Directions: Output every record below exactly as it appears.

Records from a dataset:
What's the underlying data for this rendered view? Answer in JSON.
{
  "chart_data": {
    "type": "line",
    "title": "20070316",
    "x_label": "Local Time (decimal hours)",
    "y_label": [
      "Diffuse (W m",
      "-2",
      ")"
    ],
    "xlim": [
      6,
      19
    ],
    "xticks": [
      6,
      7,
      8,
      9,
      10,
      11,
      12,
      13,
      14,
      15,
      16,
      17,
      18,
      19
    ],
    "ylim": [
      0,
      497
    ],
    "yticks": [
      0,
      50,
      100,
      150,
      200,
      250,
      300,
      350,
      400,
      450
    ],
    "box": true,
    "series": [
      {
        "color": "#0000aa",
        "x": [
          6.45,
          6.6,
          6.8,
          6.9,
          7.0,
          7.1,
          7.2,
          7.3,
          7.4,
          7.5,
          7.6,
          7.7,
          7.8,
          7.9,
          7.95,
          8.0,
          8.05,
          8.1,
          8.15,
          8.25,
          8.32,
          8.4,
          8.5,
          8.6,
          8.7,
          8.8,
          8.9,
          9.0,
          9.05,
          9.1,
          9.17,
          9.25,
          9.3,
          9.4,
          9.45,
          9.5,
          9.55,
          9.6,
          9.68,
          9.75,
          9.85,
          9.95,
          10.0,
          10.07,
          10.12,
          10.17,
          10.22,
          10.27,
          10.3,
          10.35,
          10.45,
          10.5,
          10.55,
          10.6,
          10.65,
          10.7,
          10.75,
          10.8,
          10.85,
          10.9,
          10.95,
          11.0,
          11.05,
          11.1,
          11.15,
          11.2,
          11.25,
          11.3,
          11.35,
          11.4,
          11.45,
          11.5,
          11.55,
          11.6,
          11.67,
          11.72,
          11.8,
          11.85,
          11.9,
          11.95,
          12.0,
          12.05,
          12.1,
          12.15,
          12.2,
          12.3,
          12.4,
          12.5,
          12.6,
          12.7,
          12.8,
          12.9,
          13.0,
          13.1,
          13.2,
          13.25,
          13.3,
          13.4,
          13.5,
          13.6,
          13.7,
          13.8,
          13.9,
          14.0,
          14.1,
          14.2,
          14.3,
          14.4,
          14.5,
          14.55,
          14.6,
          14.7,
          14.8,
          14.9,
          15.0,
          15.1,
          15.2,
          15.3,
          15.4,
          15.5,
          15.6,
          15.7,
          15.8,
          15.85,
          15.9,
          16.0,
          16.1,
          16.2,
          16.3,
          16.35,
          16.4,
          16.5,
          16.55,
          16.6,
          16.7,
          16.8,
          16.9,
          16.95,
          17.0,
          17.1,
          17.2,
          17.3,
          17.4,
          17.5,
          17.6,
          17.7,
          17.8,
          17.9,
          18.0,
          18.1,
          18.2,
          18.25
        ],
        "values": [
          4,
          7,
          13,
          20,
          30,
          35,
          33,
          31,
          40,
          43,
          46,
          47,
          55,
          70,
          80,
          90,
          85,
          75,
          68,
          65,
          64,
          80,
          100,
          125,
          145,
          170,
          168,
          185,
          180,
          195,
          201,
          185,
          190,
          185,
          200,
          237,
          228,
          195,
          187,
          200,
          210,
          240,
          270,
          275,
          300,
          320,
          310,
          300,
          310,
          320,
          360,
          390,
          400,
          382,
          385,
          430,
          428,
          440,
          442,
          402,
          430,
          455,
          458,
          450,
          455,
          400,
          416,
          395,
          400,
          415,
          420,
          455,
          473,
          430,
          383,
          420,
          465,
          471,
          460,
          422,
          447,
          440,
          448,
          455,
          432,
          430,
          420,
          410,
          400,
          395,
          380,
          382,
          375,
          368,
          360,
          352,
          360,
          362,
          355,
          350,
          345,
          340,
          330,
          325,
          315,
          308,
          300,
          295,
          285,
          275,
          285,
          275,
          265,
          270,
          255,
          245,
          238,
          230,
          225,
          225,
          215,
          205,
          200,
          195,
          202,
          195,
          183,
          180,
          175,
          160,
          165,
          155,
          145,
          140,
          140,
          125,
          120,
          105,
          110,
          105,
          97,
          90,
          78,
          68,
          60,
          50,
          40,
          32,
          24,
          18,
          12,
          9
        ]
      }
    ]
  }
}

Complete response:
What's the underlying data for this rendered view? Answer in JSON.
{
  "chart_data": {
    "type": "line",
    "title": "20070316",
    "x_label": "Local Time (decimal hours)",
    "y_label": [
      "Diffuse (W m",
      "-2",
      ")"
    ],
    "xlim": [
      6,
      19
    ],
    "xticks": [
      6,
      7,
      8,
      9,
      10,
      11,
      12,
      13,
      14,
      15,
      16,
      17,
      18,
      19
    ],
    "ylim": [
      0,
      497
    ],
    "yticks": [
      0,
      50,
      100,
      150,
      200,
      250,
      300,
      350,
      400,
      450
    ],
    "box": true,
    "series": [
      {
        "color": "#0000aa",
        "x": [
          6.45,
          6.6,
          6.8,
          6.9,
          7.0,
          7.1,
          7.2,
          7.3,
          7.4,
          7.5,
          7.6,
          7.7,
          7.8,
          7.9,
          7.95,
          8.0,
          8.05,
          8.1,
          8.15,
          8.25,
          8.32,
          8.4,
          8.5,
          8.6,
          8.7,
          8.8,
          8.9,
          9.0,
          9.05,
          9.1,
          9.17,
          9.25,
          9.3,
          9.4,
          9.45,
          9.5,
          9.55,
          9.6,
          9.68,
          9.75,
          9.85,
          9.95,
          10.0,
          10.07,
          10.12,
          10.17,
          10.22,
          10.27,
          10.3,
          10.35,
          10.45,
          10.5,
          10.55,
          10.6,
          10.65,
          10.7,
          10.75,
          10.8,
          10.85,
          10.9,
          10.95,
          11.0,
          11.05,
          11.1,
          11.15,
          11.2,
          11.25,
          11.3,
          11.35,
          11.4,
          11.45,
          11.5,
          11.55,
          11.6,
          11.67,
          11.72,
          11.8,
          11.85,
          11.9,
          11.95,
          12.0,
          12.05,
          12.1,
          12.15,
          12.2,
          12.3,
          12.4,
          12.5,
          12.6,
          12.7,
          12.8,
          12.9,
          13.0,
          13.1,
          13.2,
          13.25,
          13.3,
          13.4,
          13.5,
          13.6,
          13.7,
          13.8,
          13.9,
          14.0,
          14.1,
          14.2,
          14.3,
          14.4,
          14.5,
          14.55,
          14.6,
          14.7,
          14.8,
          14.9,
          15.0,
          15.1,
          15.2,
          15.3,
          15.4,
          15.5,
          15.6,
          15.7,
          15.8,
          15.85,
          15.9,
          16.0,
          16.1,
          16.2,
          16.3,
          16.35,
          16.4,
          16.5,
          16.55,
          16.6,
          16.7,
          16.8,
          16.9,
          16.95,
          17.0,
          17.1,
          17.2,
          17.3,
          17.4,
          17.5,
          17.6,
          17.7,
          17.8,
          17.9,
          18.0,
          18.1,
          18.2,
          18.25
        ],
        "values": [
          4,
          7,
          13,
          20,
          30,
          35,
          33,
          31,
          40,
          43,
          46,
          47,
          55,
          70,
          80,
          90,
          85,
          75,
          68,
          65,
          64,
          80,
          100,
          125,
          145,
          170,
          168,
          185,
          180,
          195,
          201,
          185,
          190,
          185,
          200,
          237,
          228,
          195,
          187,
          200,
          210,
          240,
          270,
          275,
          300,
          320,
          310,
          300,
          310,
          320,
          360,
          390,
          400,
          382,
          385,
          430,
          428,
          440,
          442,
          402,
          430,
          455,
          458,
          450,
          455,
          400,
          416,
          395,
          400,
          415,
          420,
          455,
          473,
          430,
          383,
          420,
          465,
          471,
          460,
          422,
          447,
          440,
          448,
          455,
          432,
          430,
          420,
          410,
          400,
          395,
          380,
          382,
          375,
          368,
          360,
          352,
          360,
          362,
          355,
          350,
          345,
          340,
          330,
          325,
          315,
          308,
          300,
          295,
          285,
          275,
          285,
          275,
          265,
          270,
          255,
          245,
          238,
          230,
          225,
          225,
          215,
          205,
          200,
          195,
          202,
          195,
          183,
          180,
          175,
          160,
          165,
          155,
          145,
          140,
          140,
          125,
          120,
          105,
          110,
          105,
          97,
          90,
          78,
          68,
          60,
          50,
          40,
          32,
          24,
          18,
          12,
          9
        ]
      }
    ]
  }
}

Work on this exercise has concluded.